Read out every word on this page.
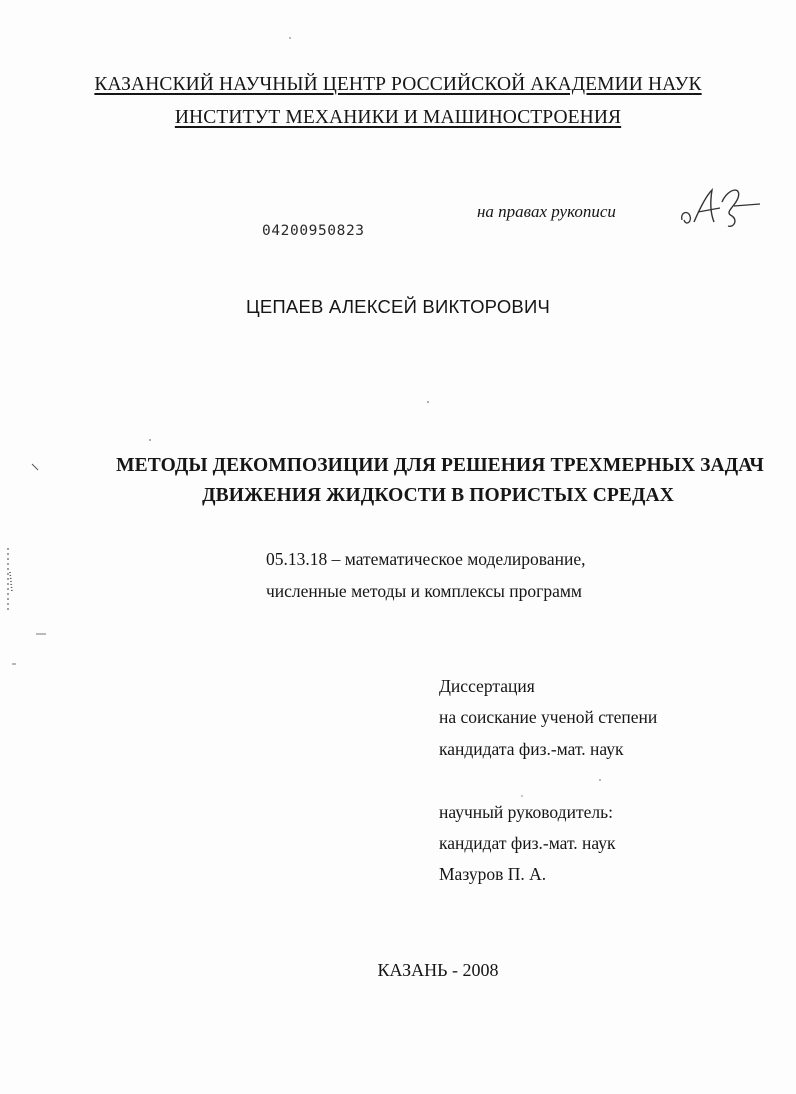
КАЗАНСКИЙ НАУЧНЫЙ ЦЕНТР РОССИЙСКОЙ АКАДЕМИИ НАУК
ИНСТИТУТ МЕХАНИКИ И МАШИНОСТРОЕНИЯ
на правах рукописи
04200950823
ЦЕПАЕВ АЛЕКСЕЙ ВИКТОРОВИЧ
МЕТОДЫ ДЕКОМПОЗИЦИИ ДЛЯ РЕШЕНИЯ ТРЕХМЕРНЫХ ЗАДАЧ
ДВИЖЕНИЯ ЖИДКОСТИ В ПОРИСТЫХ СРЕДАХ
05.13.18 – математическое моделирование,
численные методы и комплексы программ
Диссертация
на соискание ученой степени
кандидата физ.-мат. наук
научный руководитель:
кандидат физ.-мат. наук
Мазуров П. А.
КАЗАНЬ - 2008
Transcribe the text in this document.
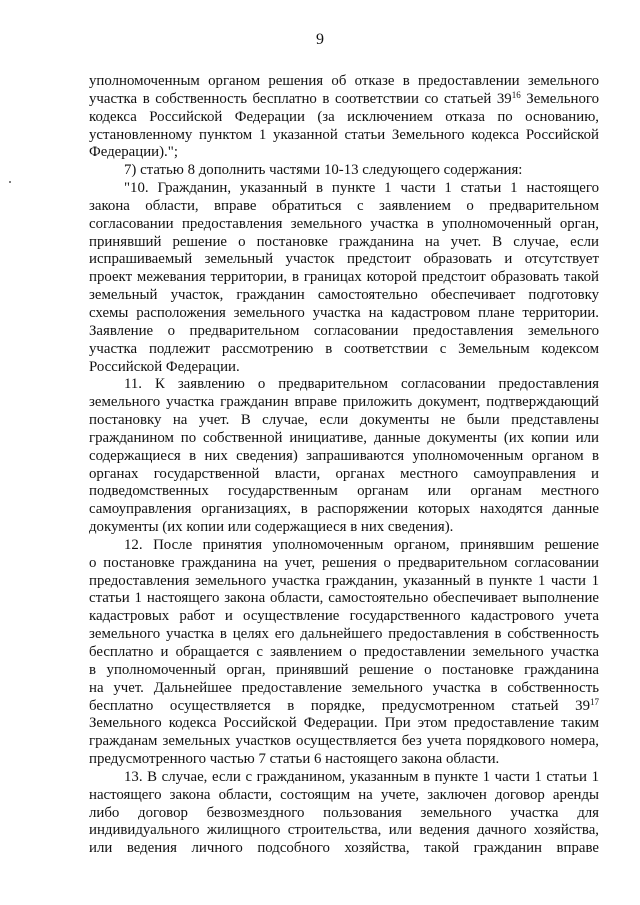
9
уполномоченным органом решения об отказе в предоставлении земельного
участка в собственность бесплатно в соответствии со статьей $39^{16}$ Земельного
кодекса Российской Федерации (за исключением отказа по основанию,
установленному пунктом 1 указанной статьи Земельного кодекса Российской
Федерации).";
7) статью 8 дополнить частями 10-13 следующего содержания:
"10. Гражданин, указанный в пункте 1 части 1 статьи 1 настоящего
закона области, вправе обратиться с заявлением о предварительном
согласовании предоставления земельного участка в уполномоченный орган,
принявший решение о постановке гражданина на учет. В случае, если
испрашиваемый земельный участок предстоит образовать и отсутствует
проект межевания территории, в границах которой предстоит образовать такой
земельный участок, гражданин самостоятельно обеспечивает подготовку
схемы расположения земельного участка на кадастровом плане территории.
Заявление о предварительном согласовании предоставления земельного
участка подлежит рассмотрению в соответствии с Земельным кодексом
Российской Федерации.
11. К заявлению о предварительном согласовании предоставления
земельного участка гражданин вправе приложить документ, подтверждающий
постановку на учет. В случае, если документы не были представлены
гражданином по собственной инициативе, данные документы (их копии или
содержащиеся в них сведения) запрашиваются уполномоченным органом в
органах государственной власти, органах местного самоуправления и
подведомственных государственным органам или органам местного
самоуправления организациях, в распоряжении которых находятся данные
документы (их копии или содержащиеся в них сведения).
12. После принятия уполномоченным органом, принявшим решение
о постановке гражданина на учет, решения о предварительном согласовании
предоставления земельного участка гражданин, указанный в пункте 1 части 1
статьи 1 настоящего закона области, самостоятельно обеспечивает выполнение
кадастровых работ и осуществление государственного кадастрового учета
земельного участка в целях его дальнейшего предоставления в собственность
бесплатно и обращается с заявлением о предоставлении земельного участка
в уполномоченный орган, принявший решение о постановке гражданина
на учет. Дальнейшее предоставление земельного участка в собственность
бесплатно осуществляется в порядке, предусмотренном статьей $39^{17}$
Земельного кодекса Российской Федерации. При этом предоставление таким
гражданам земельных участков осуществляется без учета порядкового номера,
предусмотренного частью 7 статьи 6 настоящего закона области.
13. В случае, если с гражданином, указанным в пункте 1 части 1 статьи 1
настоящего закона области, состоящим на учете, заключен договор аренды
либо договор безвозмездного пользования земельного участка для
индивидуального жилищного строительства, или ведения дачного хозяйства,
или ведения личного подсобного хозяйства, такой гражданин вправе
+++
PROBLEM DESCRIPTION: Across the records, how many lines contain "указанный"? Only the number should be given.

FULL OUTPUT: 2